__Written problem__:
Return every line of the material exactly.
──────────
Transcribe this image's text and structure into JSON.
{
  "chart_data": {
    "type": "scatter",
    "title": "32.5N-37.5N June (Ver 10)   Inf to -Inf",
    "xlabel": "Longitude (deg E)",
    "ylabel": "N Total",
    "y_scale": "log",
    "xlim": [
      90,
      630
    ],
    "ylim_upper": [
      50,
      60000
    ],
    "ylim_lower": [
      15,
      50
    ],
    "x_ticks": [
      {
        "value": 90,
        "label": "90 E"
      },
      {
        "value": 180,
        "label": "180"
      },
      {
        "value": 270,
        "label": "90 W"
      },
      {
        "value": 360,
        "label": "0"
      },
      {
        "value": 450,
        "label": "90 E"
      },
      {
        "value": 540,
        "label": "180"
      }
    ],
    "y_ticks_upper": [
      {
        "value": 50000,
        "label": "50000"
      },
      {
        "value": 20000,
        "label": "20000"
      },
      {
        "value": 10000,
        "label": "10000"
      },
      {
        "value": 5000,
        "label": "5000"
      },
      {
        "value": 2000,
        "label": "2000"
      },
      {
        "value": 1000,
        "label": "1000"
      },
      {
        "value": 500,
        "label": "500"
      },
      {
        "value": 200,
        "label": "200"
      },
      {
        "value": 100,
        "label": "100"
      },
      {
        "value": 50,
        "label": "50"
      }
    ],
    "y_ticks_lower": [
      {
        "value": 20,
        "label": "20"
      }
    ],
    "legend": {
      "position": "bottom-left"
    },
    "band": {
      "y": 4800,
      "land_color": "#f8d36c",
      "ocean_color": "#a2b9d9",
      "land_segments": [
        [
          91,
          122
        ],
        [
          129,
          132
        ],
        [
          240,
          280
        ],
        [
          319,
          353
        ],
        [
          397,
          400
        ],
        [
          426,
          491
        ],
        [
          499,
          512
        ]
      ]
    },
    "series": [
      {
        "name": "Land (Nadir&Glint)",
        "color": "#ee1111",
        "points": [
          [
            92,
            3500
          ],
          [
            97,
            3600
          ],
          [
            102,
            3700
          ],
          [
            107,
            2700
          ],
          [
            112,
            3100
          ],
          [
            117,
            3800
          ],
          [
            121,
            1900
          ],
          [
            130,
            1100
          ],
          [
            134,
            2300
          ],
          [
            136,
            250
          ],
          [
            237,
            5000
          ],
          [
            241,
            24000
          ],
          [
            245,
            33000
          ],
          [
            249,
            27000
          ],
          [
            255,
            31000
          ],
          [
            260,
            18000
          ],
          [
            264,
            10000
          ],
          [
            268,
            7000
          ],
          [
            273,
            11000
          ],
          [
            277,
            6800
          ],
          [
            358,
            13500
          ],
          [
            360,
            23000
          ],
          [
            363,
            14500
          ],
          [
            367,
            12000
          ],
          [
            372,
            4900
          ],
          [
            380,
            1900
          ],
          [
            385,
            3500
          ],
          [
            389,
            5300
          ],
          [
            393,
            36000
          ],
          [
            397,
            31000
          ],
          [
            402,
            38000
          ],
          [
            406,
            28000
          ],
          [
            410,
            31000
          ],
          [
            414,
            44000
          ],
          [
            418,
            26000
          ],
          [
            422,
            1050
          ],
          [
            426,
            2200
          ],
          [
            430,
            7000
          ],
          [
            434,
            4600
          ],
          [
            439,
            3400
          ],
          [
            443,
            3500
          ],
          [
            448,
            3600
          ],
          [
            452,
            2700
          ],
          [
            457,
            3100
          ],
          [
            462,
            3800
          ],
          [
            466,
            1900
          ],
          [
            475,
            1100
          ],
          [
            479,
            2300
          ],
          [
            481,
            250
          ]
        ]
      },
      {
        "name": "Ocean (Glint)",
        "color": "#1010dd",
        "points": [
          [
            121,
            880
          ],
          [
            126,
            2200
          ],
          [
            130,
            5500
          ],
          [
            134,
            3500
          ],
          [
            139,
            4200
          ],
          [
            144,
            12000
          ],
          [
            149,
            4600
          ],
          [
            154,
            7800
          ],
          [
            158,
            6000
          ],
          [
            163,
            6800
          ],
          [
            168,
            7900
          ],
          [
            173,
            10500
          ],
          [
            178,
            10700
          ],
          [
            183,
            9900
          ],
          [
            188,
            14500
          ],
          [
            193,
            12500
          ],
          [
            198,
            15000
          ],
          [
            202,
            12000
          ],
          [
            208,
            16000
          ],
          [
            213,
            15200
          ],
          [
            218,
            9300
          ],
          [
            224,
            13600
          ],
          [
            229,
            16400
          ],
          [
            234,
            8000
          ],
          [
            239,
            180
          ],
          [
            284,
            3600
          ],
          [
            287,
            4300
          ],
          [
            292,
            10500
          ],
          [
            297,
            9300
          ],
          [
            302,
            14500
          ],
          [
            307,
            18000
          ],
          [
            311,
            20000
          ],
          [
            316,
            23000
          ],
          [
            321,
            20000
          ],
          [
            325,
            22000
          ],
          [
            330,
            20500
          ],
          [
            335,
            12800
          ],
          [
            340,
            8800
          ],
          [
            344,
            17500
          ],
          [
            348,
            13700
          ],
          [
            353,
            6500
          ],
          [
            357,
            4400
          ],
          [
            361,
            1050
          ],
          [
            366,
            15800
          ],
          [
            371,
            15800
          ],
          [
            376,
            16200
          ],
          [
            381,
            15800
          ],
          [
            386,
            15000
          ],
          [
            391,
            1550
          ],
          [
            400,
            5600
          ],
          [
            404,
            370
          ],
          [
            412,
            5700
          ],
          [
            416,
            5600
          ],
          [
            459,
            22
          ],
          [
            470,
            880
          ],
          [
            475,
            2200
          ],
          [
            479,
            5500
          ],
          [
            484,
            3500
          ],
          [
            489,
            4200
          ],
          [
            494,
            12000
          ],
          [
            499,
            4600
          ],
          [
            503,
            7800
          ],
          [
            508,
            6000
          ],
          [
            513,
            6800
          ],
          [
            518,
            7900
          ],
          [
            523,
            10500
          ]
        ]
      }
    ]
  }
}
──────────
__Answer to this problem__:
Transcribe this image's text and structure into JSON.
{
  "chart_data": {
    "type": "scatter",
    "title": "32.5N-37.5N June (Ver 10)   Inf to -Inf",
    "xlabel": "Longitude (deg E)",
    "ylabel": "N Total",
    "y_scale": "log",
    "xlim": [
      90,
      630
    ],
    "ylim_upper": [
      50,
      60000
    ],
    "ylim_lower": [
      15,
      50
    ],
    "x_ticks": [
      {
        "value": 90,
        "label": "90 E"
      },
      {
        "value": 180,
        "label": "180"
      },
      {
        "value": 270,
        "label": "90 W"
      },
      {
        "value": 360,
        "label": "0"
      },
      {
        "value": 450,
        "label": "90 E"
      },
      {
        "value": 540,
        "label": "180"
      }
    ],
    "y_ticks_upper": [
      {
        "value": 50000,
        "label": "50000"
      },
      {
        "value": 20000,
        "label": "20000"
      },
      {
        "value": 10000,
        "label": "10000"
      },
      {
        "value": 5000,
        "label": "5000"
      },
      {
        "value": 2000,
        "label": "2000"
      },
      {
        "value": 1000,
        "label": "1000"
      },
      {
        "value": 500,
        "label": "500"
      },
      {
        "value": 200,
        "label": "200"
      },
      {
        "value": 100,
        "label": "100"
      },
      {
        "value": 50,
        "label": "50"
      }
    ],
    "y_ticks_lower": [
      {
        "value": 20,
        "label": "20"
      }
    ],
    "legend": {
      "position": "bottom-left"
    },
    "band": {
      "y": 4800,
      "land_color": "#f8d36c",
      "ocean_color": "#a2b9d9",
      "land_segments": [
        [
          91,
          122
        ],
        [
          129,
          132
        ],
        [
          240,
          280
        ],
        [
          319,
          353
        ],
        [
          397,
          400
        ],
        [
          426,
          491
        ],
        [
          499,
          512
        ]
      ]
    },
    "series": [
      {
        "name": "Land (Nadir&Glint)",
        "color": "#ee1111",
        "points": [
          [
            92,
            3500
          ],
          [
            97,
            3600
          ],
          [
            102,
            3700
          ],
          [
            107,
            2700
          ],
          [
            112,
            3100
          ],
          [
            117,
            3800
          ],
          [
            121,
            1900
          ],
          [
            130,
            1100
          ],
          [
            134,
            2300
          ],
          [
            136,
            250
          ],
          [
            237,
            5000
          ],
          [
            241,
            24000
          ],
          [
            245,
            33000
          ],
          [
            249,
            27000
          ],
          [
            255,
            31000
          ],
          [
            260,
            18000
          ],
          [
            264,
            10000
          ],
          [
            268,
            7000
          ],
          [
            273,
            11000
          ],
          [
            277,
            6800
          ],
          [
            358,
            13500
          ],
          [
            360,
            23000
          ],
          [
            363,
            14500
          ],
          [
            367,
            12000
          ],
          [
            372,
            4900
          ],
          [
            380,
            1900
          ],
          [
            385,
            3500
          ],
          [
            389,
            5300
          ],
          [
            393,
            36000
          ],
          [
            397,
            31000
          ],
          [
            402,
            38000
          ],
          [
            406,
            28000
          ],
          [
            410,
            31000
          ],
          [
            414,
            44000
          ],
          [
            418,
            26000
          ],
          [
            422,
            1050
          ],
          [
            426,
            2200
          ],
          [
            430,
            7000
          ],
          [
            434,
            4600
          ],
          [
            439,
            3400
          ],
          [
            443,
            3500
          ],
          [
            448,
            3600
          ],
          [
            452,
            2700
          ],
          [
            457,
            3100
          ],
          [
            462,
            3800
          ],
          [
            466,
            1900
          ],
          [
            475,
            1100
          ],
          [
            479,
            2300
          ],
          [
            481,
            250
          ]
        ]
      },
      {
        "name": "Ocean (Glint)",
        "color": "#1010dd",
        "points": [
          [
            121,
            880
          ],
          [
            126,
            2200
          ],
          [
            130,
            5500
          ],
          [
            134,
            3500
          ],
          [
            139,
            4200
          ],
          [
            144,
            12000
          ],
          [
            149,
            4600
          ],
          [
            154,
            7800
          ],
          [
            158,
            6000
          ],
          [
            163,
            6800
          ],
          [
            168,
            7900
          ],
          [
            173,
            10500
          ],
          [
            178,
            10700
          ],
          [
            183,
            9900
          ],
          [
            188,
            14500
          ],
          [
            193,
            12500
          ],
          [
            198,
            15000
          ],
          [
            202,
            12000
          ],
          [
            208,
            16000
          ],
          [
            213,
            15200
          ],
          [
            218,
            9300
          ],
          [
            224,
            13600
          ],
          [
            229,
            16400
          ],
          [
            234,
            8000
          ],
          [
            239,
            180
          ],
          [
            284,
            3600
          ],
          [
            287,
            4300
          ],
          [
            292,
            10500
          ],
          [
            297,
            9300
          ],
          [
            302,
            14500
          ],
          [
            307,
            18000
          ],
          [
            311,
            20000
          ],
          [
            316,
            23000
          ],
          [
            321,
            20000
          ],
          [
            325,
            22000
          ],
          [
            330,
            20500
          ],
          [
            335,
            12800
          ],
          [
            340,
            8800
          ],
          [
            344,
            17500
          ],
          [
            348,
            13700
          ],
          [
            353,
            6500
          ],
          [
            357,
            4400
          ],
          [
            361,
            1050
          ],
          [
            366,
            15800
          ],
          [
            371,
            15800
          ],
          [
            376,
            16200
          ],
          [
            381,
            15800
          ],
          [
            386,
            15000
          ],
          [
            391,
            1550
          ],
          [
            400,
            5600
          ],
          [
            404,
            370
          ],
          [
            412,
            5700
          ],
          [
            416,
            5600
          ],
          [
            459,
            22
          ],
          [
            470,
            880
          ],
          [
            475,
            2200
          ],
          [
            479,
            5500
          ],
          [
            484,
            3500
          ],
          [
            489,
            4200
          ],
          [
            494,
            12000
          ],
          [
            499,
            4600
          ],
          [
            503,
            7800
          ],
          [
            508,
            6000
          ],
          [
            513,
            6800
          ],
          [
            518,
            7900
          ],
          [
            523,
            10500
          ]
        ]
      }
    ]
  }
}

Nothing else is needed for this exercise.